### What you need to do
What is the number of lines containing "States"? Give only that number.

====== Listed entries ======

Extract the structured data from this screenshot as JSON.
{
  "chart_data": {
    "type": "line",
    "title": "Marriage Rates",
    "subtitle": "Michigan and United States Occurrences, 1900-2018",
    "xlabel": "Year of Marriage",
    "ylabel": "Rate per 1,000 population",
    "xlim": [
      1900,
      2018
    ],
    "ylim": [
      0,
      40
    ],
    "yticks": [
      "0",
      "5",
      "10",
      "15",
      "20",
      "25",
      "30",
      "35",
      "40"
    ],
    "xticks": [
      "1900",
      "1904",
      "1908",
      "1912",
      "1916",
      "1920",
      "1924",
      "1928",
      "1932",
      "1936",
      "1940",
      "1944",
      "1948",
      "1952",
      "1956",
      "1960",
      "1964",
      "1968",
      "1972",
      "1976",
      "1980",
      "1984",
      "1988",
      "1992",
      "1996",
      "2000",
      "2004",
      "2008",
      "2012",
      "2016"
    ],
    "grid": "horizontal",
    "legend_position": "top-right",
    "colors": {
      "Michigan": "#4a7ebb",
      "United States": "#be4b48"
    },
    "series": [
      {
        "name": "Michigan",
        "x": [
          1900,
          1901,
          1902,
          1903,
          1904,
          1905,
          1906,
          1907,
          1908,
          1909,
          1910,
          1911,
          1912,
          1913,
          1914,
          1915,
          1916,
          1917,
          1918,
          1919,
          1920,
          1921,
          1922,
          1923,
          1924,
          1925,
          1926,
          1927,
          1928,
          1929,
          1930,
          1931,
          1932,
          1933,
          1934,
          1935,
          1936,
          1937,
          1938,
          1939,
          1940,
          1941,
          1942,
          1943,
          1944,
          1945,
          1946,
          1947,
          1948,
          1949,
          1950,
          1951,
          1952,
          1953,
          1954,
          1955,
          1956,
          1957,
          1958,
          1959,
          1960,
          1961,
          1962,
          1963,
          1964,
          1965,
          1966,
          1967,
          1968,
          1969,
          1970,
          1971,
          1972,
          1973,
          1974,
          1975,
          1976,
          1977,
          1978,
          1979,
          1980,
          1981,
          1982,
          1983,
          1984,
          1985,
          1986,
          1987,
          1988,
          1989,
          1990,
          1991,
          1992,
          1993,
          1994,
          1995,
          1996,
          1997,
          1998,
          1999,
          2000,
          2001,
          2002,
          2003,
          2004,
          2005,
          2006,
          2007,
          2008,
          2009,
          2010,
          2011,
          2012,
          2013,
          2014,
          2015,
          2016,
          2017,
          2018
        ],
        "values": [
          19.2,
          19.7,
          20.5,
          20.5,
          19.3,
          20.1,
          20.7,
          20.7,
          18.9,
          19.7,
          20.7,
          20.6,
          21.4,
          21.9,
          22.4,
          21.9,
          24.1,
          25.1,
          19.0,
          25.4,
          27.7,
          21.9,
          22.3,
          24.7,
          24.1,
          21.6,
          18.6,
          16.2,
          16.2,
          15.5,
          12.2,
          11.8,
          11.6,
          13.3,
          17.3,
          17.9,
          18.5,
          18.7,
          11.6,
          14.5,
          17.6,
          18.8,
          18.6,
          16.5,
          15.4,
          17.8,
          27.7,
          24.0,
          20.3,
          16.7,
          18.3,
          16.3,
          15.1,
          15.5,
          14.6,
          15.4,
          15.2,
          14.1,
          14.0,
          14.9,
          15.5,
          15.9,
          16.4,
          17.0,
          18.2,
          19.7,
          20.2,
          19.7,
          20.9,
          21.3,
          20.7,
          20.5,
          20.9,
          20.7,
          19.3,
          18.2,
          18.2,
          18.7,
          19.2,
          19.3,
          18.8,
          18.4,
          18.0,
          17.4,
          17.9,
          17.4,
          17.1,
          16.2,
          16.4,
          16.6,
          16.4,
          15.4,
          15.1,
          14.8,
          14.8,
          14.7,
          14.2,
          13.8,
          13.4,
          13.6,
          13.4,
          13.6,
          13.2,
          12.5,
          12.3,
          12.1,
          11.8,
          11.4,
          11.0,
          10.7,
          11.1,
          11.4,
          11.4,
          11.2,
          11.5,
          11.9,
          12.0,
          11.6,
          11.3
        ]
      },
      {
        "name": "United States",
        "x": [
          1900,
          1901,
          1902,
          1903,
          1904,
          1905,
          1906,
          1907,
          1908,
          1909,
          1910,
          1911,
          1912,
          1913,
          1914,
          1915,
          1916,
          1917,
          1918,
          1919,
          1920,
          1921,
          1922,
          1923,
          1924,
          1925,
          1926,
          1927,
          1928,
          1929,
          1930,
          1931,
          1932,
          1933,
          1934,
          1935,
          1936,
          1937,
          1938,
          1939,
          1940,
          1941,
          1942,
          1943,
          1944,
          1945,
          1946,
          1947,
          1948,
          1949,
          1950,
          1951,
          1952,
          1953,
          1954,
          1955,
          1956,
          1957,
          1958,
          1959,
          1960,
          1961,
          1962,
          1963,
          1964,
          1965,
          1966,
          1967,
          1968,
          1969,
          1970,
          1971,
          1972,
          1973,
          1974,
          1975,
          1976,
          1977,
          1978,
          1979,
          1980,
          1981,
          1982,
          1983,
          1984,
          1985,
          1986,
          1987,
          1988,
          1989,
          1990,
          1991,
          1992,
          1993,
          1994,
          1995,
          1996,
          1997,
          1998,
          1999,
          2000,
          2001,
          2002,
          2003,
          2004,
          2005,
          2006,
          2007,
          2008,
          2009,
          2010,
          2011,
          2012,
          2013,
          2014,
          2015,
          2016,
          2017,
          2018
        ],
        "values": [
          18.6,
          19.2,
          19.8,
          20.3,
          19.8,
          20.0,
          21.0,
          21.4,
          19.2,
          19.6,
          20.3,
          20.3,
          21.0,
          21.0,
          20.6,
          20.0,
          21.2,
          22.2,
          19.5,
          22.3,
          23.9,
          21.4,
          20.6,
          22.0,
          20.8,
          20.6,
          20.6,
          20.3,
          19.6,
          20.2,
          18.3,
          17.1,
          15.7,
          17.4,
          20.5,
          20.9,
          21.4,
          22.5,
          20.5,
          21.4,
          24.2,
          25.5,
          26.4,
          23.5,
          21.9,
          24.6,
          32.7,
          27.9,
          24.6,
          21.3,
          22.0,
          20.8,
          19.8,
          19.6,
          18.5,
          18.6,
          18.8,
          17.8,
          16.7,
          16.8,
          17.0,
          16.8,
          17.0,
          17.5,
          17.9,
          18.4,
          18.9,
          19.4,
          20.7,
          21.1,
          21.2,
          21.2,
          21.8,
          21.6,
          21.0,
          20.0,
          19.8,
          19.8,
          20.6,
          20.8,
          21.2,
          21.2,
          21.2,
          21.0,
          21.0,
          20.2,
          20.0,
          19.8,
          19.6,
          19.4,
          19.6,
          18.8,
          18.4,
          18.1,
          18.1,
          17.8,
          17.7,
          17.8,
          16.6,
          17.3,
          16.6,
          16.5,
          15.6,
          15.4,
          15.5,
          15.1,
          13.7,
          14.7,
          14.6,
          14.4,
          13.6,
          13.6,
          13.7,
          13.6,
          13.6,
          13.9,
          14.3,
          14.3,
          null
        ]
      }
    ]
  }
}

======

### Output
3